Reproduce the records below in full and without edits, omitting images.

··· Record extracts

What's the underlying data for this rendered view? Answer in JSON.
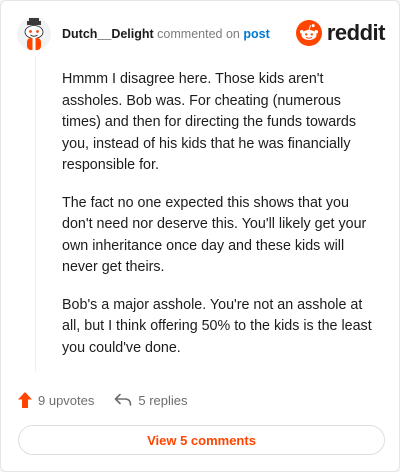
{
  "header": {
    "username": "Dutch__Delight",
    "action_text": "commented on",
    "link_text": "post",
    "brand": "reddit"
  },
  "comment": {
    "paragraphs": [
      "Hmmm I disagree here. Those kids aren't assholes. Bob was. For cheating (numerous times) and then for directing the funds towards you, instead of his kids that he was financially responsible for.",
      "The fact no one expected this shows that you don't need nor deserve this. You'll likely get your own inheritance once day and these kids will never get theirs.",
      "Bob's a major asshole. You're not an asshole at all, but I think offering 50% to the kids is the least you could've done."
    ]
  },
  "actions": {
    "upvotes_label": "9 upvotes",
    "replies_label": "5 replies"
  },
  "footer": {
    "view_comments_label": "View 5 comments"
  },
  "colors": {
    "brand_orange": "#ff4500",
    "link_blue": "#0079d3"
  },
  "icons": [
    "avatar-snoo-icon",
    "reddit-logo-icon",
    "upvote-arrow-icon",
    "reply-arrow-icon"
  ]
}
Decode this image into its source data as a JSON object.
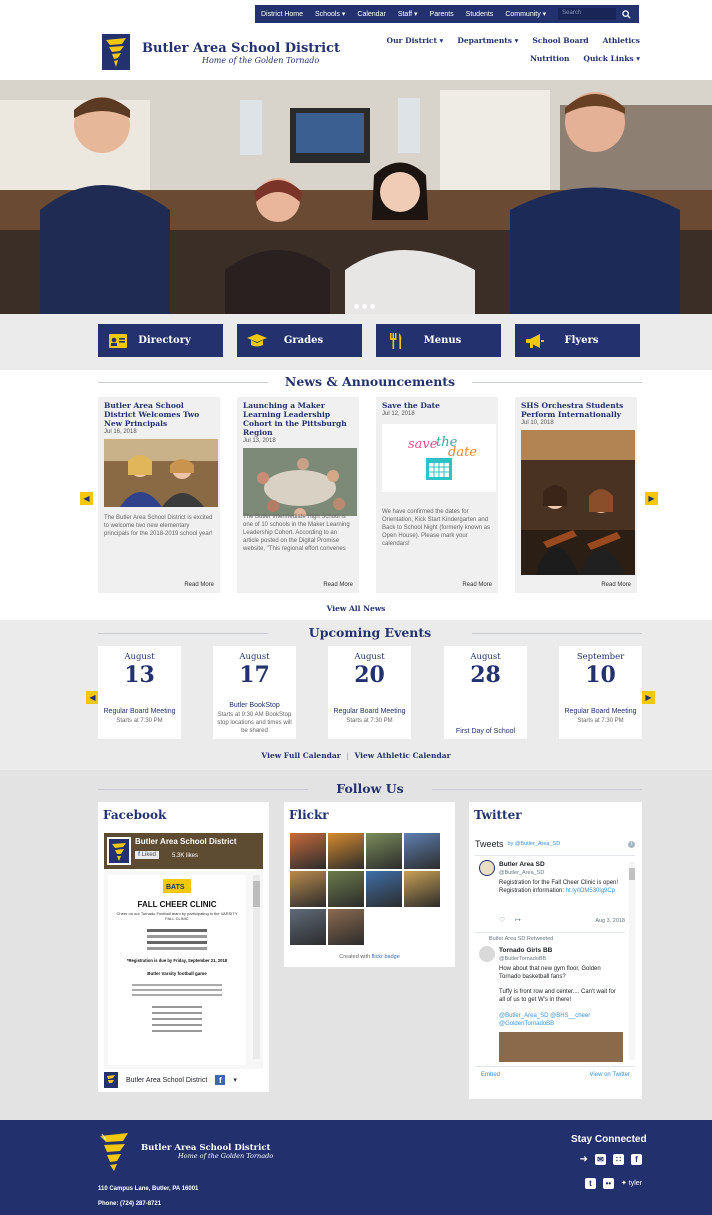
{
  "utility_nav": {
    "items": [
      "District Home",
      "Schools ▾",
      "Calendar",
      "Staff ▾",
      "Parents",
      "Students",
      "Community ▾"
    ],
    "search_placeholder": "Search"
  },
  "header": {
    "title": "Butler Area School District",
    "tagline": "Home of the Golden Tornado",
    "nav_row1": [
      "Our District ▾",
      "Departments ▾",
      "School Board",
      "Athletics"
    ],
    "nav_row2": [
      "Nutrition",
      "Quick Links ▾"
    ]
  },
  "quick_links": [
    {
      "label": "Directory",
      "icon": "id-card-icon"
    },
    {
      "label": "Grades",
      "icon": "graduation-cap-icon"
    },
    {
      "label": "Menus",
      "icon": "utensils-icon"
    },
    {
      "label": "Flyers",
      "icon": "megaphone-icon"
    }
  ],
  "news": {
    "heading": "News & Announcements",
    "view_all": "View All News",
    "items": [
      {
        "title": "Butler Area School District Welcomes Two New Principals",
        "date": "Jul 16, 2018",
        "excerpt": "The Butler Area School District is excited to welcome two new elementary principals for the 2018-2019 school year!",
        "read_more": "Read More"
      },
      {
        "title": "Launching a Maker Learning Leadership Cohort in the Pittsburgh Region",
        "date": "Jul 13, 2018",
        "excerpt": "The Butler Intermediate High School is one of 10 schools in the Maker Learning Leadership Cohort. According to an article posted on the Digital Promise website, \"This regional effort convenes",
        "read_more": "Read More"
      },
      {
        "title": "Save the Date",
        "date": "Jul 12, 2018",
        "excerpt": "We have confirmed the dates for Orientation, Kick Start Kindergarten and Back to School Night (formerly known as Open House). Please mark your calendars!",
        "read_more": "Read More"
      },
      {
        "title": "SHS Orchestra Students Perform Internationally",
        "date": "Jul 10, 2018",
        "excerpt": "",
        "read_more": "Read More"
      }
    ]
  },
  "events": {
    "heading": "Upcoming Events",
    "full_calendar": "View Full Calendar",
    "separator": "|",
    "athletic_calendar": "View Athletic Calendar",
    "items": [
      {
        "month": "August",
        "day": "13",
        "title": "Regular Board Meeting",
        "detail": "Starts at 7:30 PM"
      },
      {
        "month": "August",
        "day": "17",
        "title": "Butler BookStop",
        "detail": "Starts at 9:30 AM BookStop stop locations and times will be shared"
      },
      {
        "month": "August",
        "day": "20",
        "title": "Regular Board Meeting",
        "detail": "Starts at 7:30 PM"
      },
      {
        "month": "August",
        "day": "28",
        "title": "First Day of School",
        "detail": ""
      },
      {
        "month": "September",
        "day": "10",
        "title": "Regular Board Meeting",
        "detail": "Starts at 7:30 PM"
      }
    ]
  },
  "follow": {
    "heading": "Follow Us",
    "facebook": {
      "title": "Facebook",
      "page_name": "Butler Area School District",
      "like": "Liked",
      "likes_count": "5.3K likes",
      "flyer_title": "FALL CHEER CLINIC",
      "flyer_subtitle": "Cheer on our Tornado Football team by participating in the VARSITY FALL CLINIC",
      "flyer_deadline": "*Registration is due by Friday, September 21, 2018",
      "flyer_game": "Butler Varsity football game",
      "footer_name": "Butler Area School District"
    },
    "flickr": {
      "title": "Flickr",
      "caption_prefix": "Created with",
      "caption_link": "flickr badge"
    },
    "twitter": {
      "title": "Twitter",
      "tweets_label": "Tweets",
      "by": "by @Butler_Area_SD",
      "tweet1": {
        "name": "Butler Area SD",
        "handle": "@Butler_Area_SD",
        "text": "Registration for the Fall Cheer Clinic is open! Registration information:",
        "link": "ht.ly/lOM530lg9Cp",
        "date": "Aug 3, 2018"
      },
      "retweet_label": "Butler Area SD Retweeted",
      "tweet2": {
        "name": "Tornado Girls BB",
        "handle": "@ButlerTornadoBB",
        "text": "How about that new gym floor, Golden Tornado basketball fans?",
        "text2": "Tuffy is front row and center.... Can't wait for all of us to get W's in there!",
        "mentions": "@Butler_Area_SD @BHS__cheer @GoldenTornadoBB"
      },
      "embed": "Embed",
      "view": "View on Twitter"
    }
  },
  "footer": {
    "title": "Butler Area School District",
    "tagline": "Home of the Golden Tornado",
    "address": "110 Campus Lane, Butler, PA 16001",
    "phone_label": "Phone:",
    "phone": "(724) 287-8721",
    "stay_connected": "Stay Connected",
    "brand": "tyler"
  },
  "colors": {
    "navy": "#23326f",
    "gold": "#f4c70f"
  }
}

······

Task output —
What's the underlying data for this rendered view? Answer in JSON.
{
  "header": {
    "username": "Dutch__Delight",
    "action_text": "commented on",
    "link_text": "post",
    "brand": "reddit"
  },
  "comment": {
    "paragraphs": [
      "Hmmm I disagree here. Those kids aren't assholes. Bob was. For cheating (numerous times) and then for directing the funds towards you, instead of his kids that he was financially responsible for.",
      "The fact no one expected this shows that you don't need nor deserve this. You'll likely get your own inheritance once day and these kids will never get theirs.",
      "Bob's a major asshole. You're not an asshole at all, but I think offering 50% to the kids is the least you could've done."
    ]
  },
  "actions": {
    "upvotes_label": "9 upvotes",
    "replies_label": "5 replies"
  },
  "footer": {
    "view_comments_label": "View 5 comments"
  },
  "colors": {
    "brand_orange": "#ff4500",
    "link_blue": "#0079d3"
  },
  "icons": [
    "avatar-snoo-icon",
    "reddit-logo-icon",
    "upvote-arrow-icon",
    "reply-arrow-icon"
  ]
}
Decode this image into its source data as a JSON object.
{
  "utility_nav": {
    "items": [
      "District Home",
      "Schools ▾",
      "Calendar",
      "Staff ▾",
      "Parents",
      "Students",
      "Community ▾"
    ],
    "search_placeholder": "Search"
  },
  "header": {
    "title": "Butler Area School District",
    "tagline": "Home of the Golden Tornado",
    "nav_row1": [
      "Our District ▾",
      "Departments ▾",
      "School Board",
      "Athletics"
    ],
    "nav_row2": [
      "Nutrition",
      "Quick Links ▾"
    ]
  },
  "quick_links": [
    {
      "label": "Directory",
      "icon": "id-card-icon"
    },
    {
      "label": "Grades",
      "icon": "graduation-cap-icon"
    },
    {
      "label": "Menus",
      "icon": "utensils-icon"
    },
    {
      "label": "Flyers",
      "icon": "megaphone-icon"
    }
  ],
  "news": {
    "heading": "News & Announcements",
    "view_all": "View All News",
    "items": [
      {
        "title": "Butler Area School District Welcomes Two New Principals",
        "date": "Jul 16, 2018",
        "excerpt": "The Butler Area School District is excited to welcome two new elementary principals for the 2018-2019 school year!",
        "read_more": "Read More"
      },
      {
        "title": "Launching a Maker Learning Leadership Cohort in the Pittsburgh Region",
        "date": "Jul 13, 2018",
        "excerpt": "The Butler Intermediate High School is one of 10 schools in the Maker Learning Leadership Cohort. According to an article posted on the Digital Promise website, \"This regional effort convenes",
        "read_more": "Read More"
      },
      {
        "title": "Save the Date",
        "date": "Jul 12, 2018",
        "excerpt": "We have confirmed the dates for Orientation, Kick Start Kindergarten and Back to School Night (formerly known as Open House). Please mark your calendars!",
        "read_more": "Read More"
      },
      {
        "title": "SHS Orchestra Students Perform Internationally",
        "date": "Jul 10, 2018",
        "excerpt": "",
        "read_more": "Read More"
      }
    ]
  },
  "events": {
    "heading": "Upcoming Events",
    "full_calendar": "View Full Calendar",
    "separator": "|",
    "athletic_calendar": "View Athletic Calendar",
    "items": [
      {
        "month": "August",
        "day": "13",
        "title": "Regular Board Meeting",
        "detail": "Starts at 7:30 PM"
      },
      {
        "month": "August",
        "day": "17",
        "title": "Butler BookStop",
        "detail": "Starts at 9:30 AM BookStop stop locations and times will be shared"
      },
      {
        "month": "August",
        "day": "20",
        "title": "Regular Board Meeting",
        "detail": "Starts at 7:30 PM"
      },
      {
        "month": "August",
        "day": "28",
        "title": "First Day of School",
        "detail": ""
      },
      {
        "month": "September",
        "day": "10",
        "title": "Regular Board Meeting",
        "detail": "Starts at 7:30 PM"
      }
    ]
  },
  "follow": {
    "heading": "Follow Us",
    "facebook": {
      "title": "Facebook",
      "page_name": "Butler Area School District",
      "like": "Liked",
      "likes_count": "5.3K likes",
      "flyer_title": "FALL CHEER CLINIC",
      "flyer_subtitle": "Cheer on our Tornado Football team by participating in the VARSITY FALL CLINIC",
      "flyer_deadline": "*Registration is due by Friday, September 21, 2018",
      "flyer_game": "Butler Varsity football game",
      "footer_name": "Butler Area School District"
    },
    "flickr": {
      "title": "Flickr",
      "caption_prefix": "Created with",
      "caption_link": "flickr badge"
    },
    "twitter": {
      "title": "Twitter",
      "tweets_label": "Tweets",
      "by": "by @Butler_Area_SD",
      "tweet1": {
        "name": "Butler Area SD",
        "handle": "@Butler_Area_SD",
        "text": "Registration for the Fall Cheer Clinic is open! Registration information:",
        "link": "ht.ly/lOM530lg9Cp",
        "date": "Aug 3, 2018"
      },
      "retweet_label": "Butler Area SD Retweeted",
      "tweet2": {
        "name": "Tornado Girls BB",
        "handle": "@ButlerTornadoBB",
        "text": "How about that new gym floor, Golden Tornado basketball fans?",
        "text2": "Tuffy is front row and center.... Can't wait for all of us to get W's in there!",
        "mentions": "@Butler_Area_SD @BHS__cheer @GoldenTornadoBB"
      },
      "embed": "Embed",
      "view": "View on Twitter"
    }
  },
  "footer": {
    "title": "Butler Area School District",
    "tagline": "Home of the Golden Tornado",
    "address": "110 Campus Lane, Butler, PA 16001",
    "phone_label": "Phone:",
    "phone": "(724) 287-8721",
    "stay_connected": "Stay Connected",
    "brand": "tyler"
  },
  "colors": {
    "navy": "#23326f",
    "gold": "#f4c70f"
  }
}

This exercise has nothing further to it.